Task brief
Make an exact copy of all the records.

[START OF Records for this exercise]

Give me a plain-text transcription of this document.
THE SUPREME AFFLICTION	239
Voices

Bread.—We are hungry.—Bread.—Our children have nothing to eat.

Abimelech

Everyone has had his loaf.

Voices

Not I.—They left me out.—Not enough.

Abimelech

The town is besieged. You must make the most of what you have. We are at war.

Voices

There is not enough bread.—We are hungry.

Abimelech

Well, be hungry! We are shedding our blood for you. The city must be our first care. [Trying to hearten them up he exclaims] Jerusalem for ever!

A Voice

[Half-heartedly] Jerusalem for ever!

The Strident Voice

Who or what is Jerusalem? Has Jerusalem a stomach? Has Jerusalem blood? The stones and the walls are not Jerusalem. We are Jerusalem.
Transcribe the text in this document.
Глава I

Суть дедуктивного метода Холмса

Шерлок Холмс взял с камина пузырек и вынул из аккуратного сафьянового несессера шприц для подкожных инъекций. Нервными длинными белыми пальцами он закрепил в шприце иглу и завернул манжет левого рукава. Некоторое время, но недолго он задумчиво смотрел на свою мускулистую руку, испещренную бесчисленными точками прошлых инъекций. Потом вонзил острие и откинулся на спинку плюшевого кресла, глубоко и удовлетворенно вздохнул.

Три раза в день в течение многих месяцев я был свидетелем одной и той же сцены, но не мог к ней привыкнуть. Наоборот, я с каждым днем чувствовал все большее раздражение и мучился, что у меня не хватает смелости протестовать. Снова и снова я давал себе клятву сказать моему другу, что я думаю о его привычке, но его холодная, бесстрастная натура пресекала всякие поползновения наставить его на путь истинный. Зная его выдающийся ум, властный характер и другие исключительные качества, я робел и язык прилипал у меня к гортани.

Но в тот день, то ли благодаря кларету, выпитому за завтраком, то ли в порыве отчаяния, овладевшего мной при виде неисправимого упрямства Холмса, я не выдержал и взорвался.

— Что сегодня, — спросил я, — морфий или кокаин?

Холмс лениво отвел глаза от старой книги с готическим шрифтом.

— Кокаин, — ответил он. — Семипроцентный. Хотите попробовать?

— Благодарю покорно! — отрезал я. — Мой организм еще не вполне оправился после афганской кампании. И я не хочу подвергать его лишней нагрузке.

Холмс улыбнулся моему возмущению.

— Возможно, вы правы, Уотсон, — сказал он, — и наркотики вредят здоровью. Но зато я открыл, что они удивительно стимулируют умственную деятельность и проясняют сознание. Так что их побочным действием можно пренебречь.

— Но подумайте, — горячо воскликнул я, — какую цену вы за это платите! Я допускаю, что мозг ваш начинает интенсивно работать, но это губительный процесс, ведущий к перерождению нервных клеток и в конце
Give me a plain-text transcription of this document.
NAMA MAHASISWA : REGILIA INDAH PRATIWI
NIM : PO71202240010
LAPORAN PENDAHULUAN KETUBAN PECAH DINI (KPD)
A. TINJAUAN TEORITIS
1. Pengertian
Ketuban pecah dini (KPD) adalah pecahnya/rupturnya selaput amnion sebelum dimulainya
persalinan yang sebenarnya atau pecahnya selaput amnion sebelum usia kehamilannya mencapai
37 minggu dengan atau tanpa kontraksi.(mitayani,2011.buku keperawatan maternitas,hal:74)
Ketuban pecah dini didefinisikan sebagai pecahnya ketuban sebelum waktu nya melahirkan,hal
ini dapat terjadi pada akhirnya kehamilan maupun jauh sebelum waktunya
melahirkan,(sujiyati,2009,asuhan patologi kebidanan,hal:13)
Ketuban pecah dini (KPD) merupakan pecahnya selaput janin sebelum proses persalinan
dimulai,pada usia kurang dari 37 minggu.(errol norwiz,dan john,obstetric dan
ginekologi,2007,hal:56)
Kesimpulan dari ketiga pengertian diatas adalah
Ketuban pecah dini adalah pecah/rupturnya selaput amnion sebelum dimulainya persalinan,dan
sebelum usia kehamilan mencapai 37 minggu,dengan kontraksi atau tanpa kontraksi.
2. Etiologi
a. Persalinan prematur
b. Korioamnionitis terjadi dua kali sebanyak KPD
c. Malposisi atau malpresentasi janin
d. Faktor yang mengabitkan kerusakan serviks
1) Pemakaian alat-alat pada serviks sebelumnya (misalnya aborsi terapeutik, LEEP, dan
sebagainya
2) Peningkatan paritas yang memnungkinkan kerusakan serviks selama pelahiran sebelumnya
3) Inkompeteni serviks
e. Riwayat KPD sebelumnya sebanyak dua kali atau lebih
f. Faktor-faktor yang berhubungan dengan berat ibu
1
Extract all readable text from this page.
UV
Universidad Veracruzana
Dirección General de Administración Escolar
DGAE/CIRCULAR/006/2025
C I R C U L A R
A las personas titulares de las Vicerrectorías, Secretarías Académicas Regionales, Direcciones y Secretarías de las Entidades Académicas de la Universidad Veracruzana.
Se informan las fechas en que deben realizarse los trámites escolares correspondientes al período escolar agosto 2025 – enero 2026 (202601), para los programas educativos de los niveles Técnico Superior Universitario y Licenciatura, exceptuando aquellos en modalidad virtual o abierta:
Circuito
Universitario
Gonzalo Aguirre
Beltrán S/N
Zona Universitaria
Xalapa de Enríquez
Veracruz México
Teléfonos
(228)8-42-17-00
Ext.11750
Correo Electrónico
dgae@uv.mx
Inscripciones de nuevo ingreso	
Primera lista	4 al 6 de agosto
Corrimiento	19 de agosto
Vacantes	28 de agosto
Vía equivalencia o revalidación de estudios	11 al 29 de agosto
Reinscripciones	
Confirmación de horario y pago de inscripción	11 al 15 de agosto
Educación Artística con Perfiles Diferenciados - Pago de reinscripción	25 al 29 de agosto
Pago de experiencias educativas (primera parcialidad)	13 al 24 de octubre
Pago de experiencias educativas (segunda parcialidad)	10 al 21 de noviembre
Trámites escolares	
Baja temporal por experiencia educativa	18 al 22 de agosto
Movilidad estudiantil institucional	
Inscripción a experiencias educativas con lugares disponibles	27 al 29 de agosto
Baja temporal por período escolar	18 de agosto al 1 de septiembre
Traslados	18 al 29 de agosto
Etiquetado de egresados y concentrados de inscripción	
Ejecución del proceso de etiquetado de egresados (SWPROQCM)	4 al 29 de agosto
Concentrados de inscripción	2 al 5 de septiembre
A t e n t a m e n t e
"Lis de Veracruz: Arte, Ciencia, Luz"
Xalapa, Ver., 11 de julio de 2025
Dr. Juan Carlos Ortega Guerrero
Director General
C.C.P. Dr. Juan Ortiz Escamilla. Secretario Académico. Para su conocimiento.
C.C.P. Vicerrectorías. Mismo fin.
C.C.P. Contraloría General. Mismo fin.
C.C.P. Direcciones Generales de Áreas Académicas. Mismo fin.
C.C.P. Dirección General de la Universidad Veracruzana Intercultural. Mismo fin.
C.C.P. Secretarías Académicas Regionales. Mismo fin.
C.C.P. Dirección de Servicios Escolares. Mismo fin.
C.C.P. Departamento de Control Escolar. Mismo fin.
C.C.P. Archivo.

[END OF Records for this exercise]

Solution to the exercise
Give me a plain-text transcription of this document.
THE SUPREME AFFLICTION	239
Voices

Bread.—We are hungry.—Bread.—Our children have nothing to eat.

Abimelech

Everyone has had his loaf.

Voices

Not I.—They left me out.—Not enough.

Abimelech

The town is besieged. You must make the most of what you have. We are at war.

Voices

There is not enough bread.—We are hungry.

Abimelech

Well, be hungry! We are shedding our blood for you. The city must be our first care. [Trying to hearten them up he exclaims] Jerusalem for ever!

A Voice

[Half-heartedly] Jerusalem for ever!

The Strident Voice

Who or what is Jerusalem? Has Jerusalem a stomach? Has Jerusalem blood? The stones and the walls are not Jerusalem. We are Jerusalem.
Transcribe the text in this document.
Глава I

Суть дедуктивного метода Холмса

Шерлок Холмс взял с камина пузырек и вынул из аккуратного сафьянового несессера шприц для подкожных инъекций. Нервными длинными белыми пальцами он закрепил в шприце иглу и завернул манжет левого рукава. Некоторое время, но недолго он задумчиво смотрел на свою мускулистую руку, испещренную бесчисленными точками прошлых инъекций. Потом вонзил острие и откинулся на спинку плюшевого кресла, глубоко и удовлетворенно вздохнул.

Три раза в день в течение многих месяцев я был свидетелем одной и той же сцены, но не мог к ней привыкнуть. Наоборот, я с каждым днем чувствовал все большее раздражение и мучился, что у меня не хватает смелости протестовать. Снова и снова я давал себе клятву сказать моему другу, что я думаю о его привычке, но его холодная, бесстрастная натура пресекала всякие поползновения наставить его на путь истинный. Зная его выдающийся ум, властный характер и другие исключительные качества, я робел и язык прилипал у меня к гортани.

Но в тот день, то ли благодаря кларету, выпитому за завтраком, то ли в порыве отчаяния, овладевшего мной при виде неисправимого упрямства Холмса, я не выдержал и взорвался.

— Что сегодня, — спросил я, — морфий или кокаин?

Холмс лениво отвел глаза от старой книги с готическим шрифтом.

— Кокаин, — ответил он. — Семипроцентный. Хотите попробовать?

— Благодарю покорно! — отрезал я. — Мой организм еще не вполне оправился после афганской кампании. И я не хочу подвергать его лишней нагрузке.

Холмс улыбнулся моему возмущению.

— Возможно, вы правы, Уотсон, — сказал он, — и наркотики вредят здоровью. Но зато я открыл, что они удивительно стимулируют умственную деятельность и проясняют сознание. Так что их побочным действием можно пренебречь.

— Но подумайте, — горячо воскликнул я, — какую цену вы за это платите! Я допускаю, что мозг ваш начинает интенсивно работать, но это губительный процесс, ведущий к перерождению нервных клеток и в конце
Give me a plain-text transcription of this document.
NAMA MAHASISWA : REGILIA INDAH PRATIWI
NIM : PO71202240010
LAPORAN PENDAHULUAN KETUBAN PECAH DINI (KPD)
A. TINJAUAN TEORITIS
1. Pengertian
Ketuban pecah dini (KPD) adalah pecahnya/rupturnya selaput amnion sebelum dimulainya
persalinan yang sebenarnya atau pecahnya selaput amnion sebelum usia kehamilannya mencapai
37 minggu dengan atau tanpa kontraksi.(mitayani,2011.buku keperawatan maternitas,hal:74)
Ketuban pecah dini didefinisikan sebagai pecahnya ketuban sebelum waktu nya melahirkan,hal
ini dapat terjadi pada akhirnya kehamilan maupun jauh sebelum waktunya
melahirkan,(sujiyati,2009,asuhan patologi kebidanan,hal:13)
Ketuban pecah dini (KPD) merupakan pecahnya selaput janin sebelum proses persalinan
dimulai,pada usia kurang dari 37 minggu.(errol norwiz,dan john,obstetric dan
ginekologi,2007,hal:56)
Kesimpulan dari ketiga pengertian diatas adalah
Ketuban pecah dini adalah pecah/rupturnya selaput amnion sebelum dimulainya persalinan,dan
sebelum usia kehamilan mencapai 37 minggu,dengan kontraksi atau tanpa kontraksi.
2. Etiologi
a. Persalinan prematur
b. Korioamnionitis terjadi dua kali sebanyak KPD
c. Malposisi atau malpresentasi janin
d. Faktor yang mengabitkan kerusakan serviks
1) Pemakaian alat-alat pada serviks sebelumnya (misalnya aborsi terapeutik, LEEP, dan
sebagainya
2) Peningkatan paritas yang memnungkinkan kerusakan serviks selama pelahiran sebelumnya
3) Inkompeteni serviks
e. Riwayat KPD sebelumnya sebanyak dua kali atau lebih
f. Faktor-faktor yang berhubungan dengan berat ibu
1
Extract all readable text from this page.
UV
Universidad Veracruzana
Dirección General de Administración Escolar
DGAE/CIRCULAR/006/2025
C I R C U L A R
A las personas titulares de las Vicerrectorías, Secretarías Académicas Regionales, Direcciones y Secretarías de las Entidades Académicas de la Universidad Veracruzana.
Se informan las fechas en que deben realizarse los trámites escolares correspondientes al período escolar agosto 2025 – enero 2026 (202601), para los programas educativos de los niveles Técnico Superior Universitario y Licenciatura, exceptuando aquellos en modalidad virtual o abierta:
Circuito
Universitario
Gonzalo Aguirre
Beltrán S/N
Zona Universitaria
Xalapa de Enríquez
Veracruz México
Teléfonos
(228)8-42-17-00
Ext.11750
Correo Electrónico
dgae@uv.mx
Inscripciones de nuevo ingreso	
Primera lista	4 al 6 de agosto
Corrimiento	19 de agosto
Vacantes	28 de agosto
Vía equivalencia o revalidación de estudios	11 al 29 de agosto
Reinscripciones	
Confirmación de horario y pago de inscripción	11 al 15 de agosto
Educación Artística con Perfiles Diferenciados - Pago de reinscripción	25 al 29 de agosto
Pago de experiencias educativas (primera parcialidad)	13 al 24 de octubre
Pago de experiencias educativas (segunda parcialidad)	10 al 21 de noviembre
Trámites escolares	
Baja temporal por experiencia educativa	18 al 22 de agosto
Movilidad estudiantil institucional	
Inscripción a experiencias educativas con lugares disponibles	27 al 29 de agosto
Baja temporal por período escolar	18 de agosto al 1 de septiembre
Traslados	18 al 29 de agosto
Etiquetado de egresados y concentrados de inscripción	
Ejecución del proceso de etiquetado de egresados (SWPROQCM)	4 al 29 de agosto
Concentrados de inscripción	2 al 5 de septiembre
A t e n t a m e n t e
"Lis de Veracruz: Arte, Ciencia, Luz"
Xalapa, Ver., 11 de julio de 2025
Dr. Juan Carlos Ortega Guerrero
Director General
C.C.P. Dr. Juan Ortiz Escamilla. Secretario Académico. Para su conocimiento.
C.C.P. Vicerrectorías. Mismo fin.
C.C.P. Contraloría General. Mismo fin.
C.C.P. Direcciones Generales de Áreas Académicas. Mismo fin.
C.C.P. Dirección General de la Universidad Veracruzana Intercultural. Mismo fin.
C.C.P. Secretarías Académicas Regionales. Mismo fin.
C.C.P. Dirección de Servicios Escolares. Mismo fin.
C.C.P. Departamento de Control Escolar. Mismo fin.
C.C.P. Archivo.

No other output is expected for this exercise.